**What is required:** List each line of the data in which the string "napojení" appears.

(Rows from a dataset)
((
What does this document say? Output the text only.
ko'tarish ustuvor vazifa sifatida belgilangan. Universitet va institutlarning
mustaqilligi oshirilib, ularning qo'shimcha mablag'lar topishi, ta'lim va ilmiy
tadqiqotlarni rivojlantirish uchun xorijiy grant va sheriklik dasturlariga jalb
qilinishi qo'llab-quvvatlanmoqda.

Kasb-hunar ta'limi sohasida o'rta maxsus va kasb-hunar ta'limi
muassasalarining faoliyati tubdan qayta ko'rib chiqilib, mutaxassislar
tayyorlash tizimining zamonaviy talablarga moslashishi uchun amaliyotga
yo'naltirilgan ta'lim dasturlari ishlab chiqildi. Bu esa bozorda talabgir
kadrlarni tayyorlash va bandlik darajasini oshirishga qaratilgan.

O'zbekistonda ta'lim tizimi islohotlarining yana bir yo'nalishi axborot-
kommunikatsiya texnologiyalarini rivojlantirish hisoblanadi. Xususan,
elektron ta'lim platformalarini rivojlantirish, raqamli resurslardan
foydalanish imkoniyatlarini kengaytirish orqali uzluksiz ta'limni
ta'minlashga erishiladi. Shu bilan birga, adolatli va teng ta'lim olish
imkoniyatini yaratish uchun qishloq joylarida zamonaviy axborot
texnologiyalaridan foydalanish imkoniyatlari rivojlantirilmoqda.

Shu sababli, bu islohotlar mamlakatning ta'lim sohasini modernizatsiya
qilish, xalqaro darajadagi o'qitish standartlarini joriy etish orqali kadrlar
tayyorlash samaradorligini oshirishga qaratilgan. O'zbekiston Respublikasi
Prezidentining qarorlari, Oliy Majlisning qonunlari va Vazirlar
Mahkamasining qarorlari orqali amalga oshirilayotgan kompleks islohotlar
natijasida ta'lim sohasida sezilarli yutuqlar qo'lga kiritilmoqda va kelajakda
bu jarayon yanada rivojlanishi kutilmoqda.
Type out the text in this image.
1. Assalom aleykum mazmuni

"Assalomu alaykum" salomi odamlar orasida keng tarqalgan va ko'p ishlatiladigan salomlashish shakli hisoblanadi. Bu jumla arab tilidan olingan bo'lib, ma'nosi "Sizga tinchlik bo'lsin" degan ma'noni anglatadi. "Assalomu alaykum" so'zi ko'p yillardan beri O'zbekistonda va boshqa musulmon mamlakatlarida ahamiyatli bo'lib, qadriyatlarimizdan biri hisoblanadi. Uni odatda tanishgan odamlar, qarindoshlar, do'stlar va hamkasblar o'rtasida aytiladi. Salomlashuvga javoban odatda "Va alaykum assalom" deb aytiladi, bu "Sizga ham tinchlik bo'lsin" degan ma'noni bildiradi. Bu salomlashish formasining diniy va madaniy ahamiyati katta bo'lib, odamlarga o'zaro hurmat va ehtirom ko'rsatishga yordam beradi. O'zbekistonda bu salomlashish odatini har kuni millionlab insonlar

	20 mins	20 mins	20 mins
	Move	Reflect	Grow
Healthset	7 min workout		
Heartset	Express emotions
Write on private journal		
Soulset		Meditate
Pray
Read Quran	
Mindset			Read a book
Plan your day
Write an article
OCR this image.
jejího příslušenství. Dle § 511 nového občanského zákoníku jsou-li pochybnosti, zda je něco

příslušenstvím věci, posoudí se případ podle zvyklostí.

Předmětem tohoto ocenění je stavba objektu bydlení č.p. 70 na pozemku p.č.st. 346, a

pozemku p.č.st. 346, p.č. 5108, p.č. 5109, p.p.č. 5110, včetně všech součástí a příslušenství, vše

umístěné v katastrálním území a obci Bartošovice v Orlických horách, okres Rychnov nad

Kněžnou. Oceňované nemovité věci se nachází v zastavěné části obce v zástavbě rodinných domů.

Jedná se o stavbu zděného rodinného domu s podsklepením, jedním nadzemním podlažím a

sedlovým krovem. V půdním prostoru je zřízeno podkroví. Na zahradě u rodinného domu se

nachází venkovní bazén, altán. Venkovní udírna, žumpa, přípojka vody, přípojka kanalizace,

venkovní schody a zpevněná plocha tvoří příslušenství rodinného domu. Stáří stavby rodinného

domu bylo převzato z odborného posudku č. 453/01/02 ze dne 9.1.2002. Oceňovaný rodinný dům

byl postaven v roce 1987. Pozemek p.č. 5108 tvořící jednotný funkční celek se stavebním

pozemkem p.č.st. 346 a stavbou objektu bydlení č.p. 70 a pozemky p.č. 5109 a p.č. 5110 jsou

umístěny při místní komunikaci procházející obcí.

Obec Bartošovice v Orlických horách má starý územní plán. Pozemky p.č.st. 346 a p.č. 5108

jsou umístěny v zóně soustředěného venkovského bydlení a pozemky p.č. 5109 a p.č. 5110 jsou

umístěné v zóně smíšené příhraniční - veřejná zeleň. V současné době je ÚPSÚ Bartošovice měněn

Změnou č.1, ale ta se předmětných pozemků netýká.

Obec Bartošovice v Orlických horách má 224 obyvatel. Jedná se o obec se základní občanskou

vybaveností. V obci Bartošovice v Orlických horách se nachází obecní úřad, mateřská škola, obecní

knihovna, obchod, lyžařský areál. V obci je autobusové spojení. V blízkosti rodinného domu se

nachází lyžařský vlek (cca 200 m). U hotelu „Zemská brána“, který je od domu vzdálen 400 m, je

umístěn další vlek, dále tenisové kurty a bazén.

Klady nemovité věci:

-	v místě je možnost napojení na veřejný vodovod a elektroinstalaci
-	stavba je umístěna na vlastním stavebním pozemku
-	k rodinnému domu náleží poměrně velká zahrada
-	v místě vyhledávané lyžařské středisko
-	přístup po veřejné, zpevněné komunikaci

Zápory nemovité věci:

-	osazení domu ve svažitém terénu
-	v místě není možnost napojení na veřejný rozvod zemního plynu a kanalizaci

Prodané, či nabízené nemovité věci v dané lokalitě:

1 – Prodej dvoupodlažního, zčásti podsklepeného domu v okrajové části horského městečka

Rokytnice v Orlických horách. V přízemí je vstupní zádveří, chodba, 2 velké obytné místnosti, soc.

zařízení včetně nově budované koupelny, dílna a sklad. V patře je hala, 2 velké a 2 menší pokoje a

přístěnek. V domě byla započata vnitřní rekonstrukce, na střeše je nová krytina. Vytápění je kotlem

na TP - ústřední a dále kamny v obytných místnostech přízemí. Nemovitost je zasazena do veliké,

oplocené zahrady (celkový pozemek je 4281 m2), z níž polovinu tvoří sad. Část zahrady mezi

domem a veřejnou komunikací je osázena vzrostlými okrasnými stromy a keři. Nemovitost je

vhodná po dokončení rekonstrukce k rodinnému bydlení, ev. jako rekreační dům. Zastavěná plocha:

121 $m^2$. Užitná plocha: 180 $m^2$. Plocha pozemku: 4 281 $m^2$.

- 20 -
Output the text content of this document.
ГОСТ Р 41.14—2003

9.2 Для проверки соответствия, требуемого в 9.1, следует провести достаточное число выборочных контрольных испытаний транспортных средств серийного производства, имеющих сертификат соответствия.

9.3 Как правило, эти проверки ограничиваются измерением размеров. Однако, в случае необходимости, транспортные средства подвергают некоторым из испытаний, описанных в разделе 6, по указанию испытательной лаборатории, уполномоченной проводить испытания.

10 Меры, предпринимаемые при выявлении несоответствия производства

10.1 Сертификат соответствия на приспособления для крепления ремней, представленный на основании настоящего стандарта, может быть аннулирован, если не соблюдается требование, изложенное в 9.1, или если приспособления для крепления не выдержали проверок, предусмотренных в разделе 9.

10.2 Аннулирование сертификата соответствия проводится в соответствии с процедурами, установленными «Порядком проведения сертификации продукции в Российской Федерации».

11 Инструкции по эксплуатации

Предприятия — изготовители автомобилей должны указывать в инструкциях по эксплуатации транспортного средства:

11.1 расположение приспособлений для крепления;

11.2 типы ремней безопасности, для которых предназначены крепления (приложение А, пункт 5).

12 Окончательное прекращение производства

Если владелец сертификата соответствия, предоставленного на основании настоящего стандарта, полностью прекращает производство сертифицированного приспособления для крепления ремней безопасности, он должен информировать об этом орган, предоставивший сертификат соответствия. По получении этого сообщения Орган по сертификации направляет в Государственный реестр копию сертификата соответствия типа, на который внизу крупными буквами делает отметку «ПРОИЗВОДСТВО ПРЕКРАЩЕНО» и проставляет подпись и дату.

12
))
**Solution to this task:**
-	v místě je možnost napojení na veřejný vodovod a elektroinstalaci
-	v místě není možnost napojení na veřejný rozvod zemního plynu a kanalizaci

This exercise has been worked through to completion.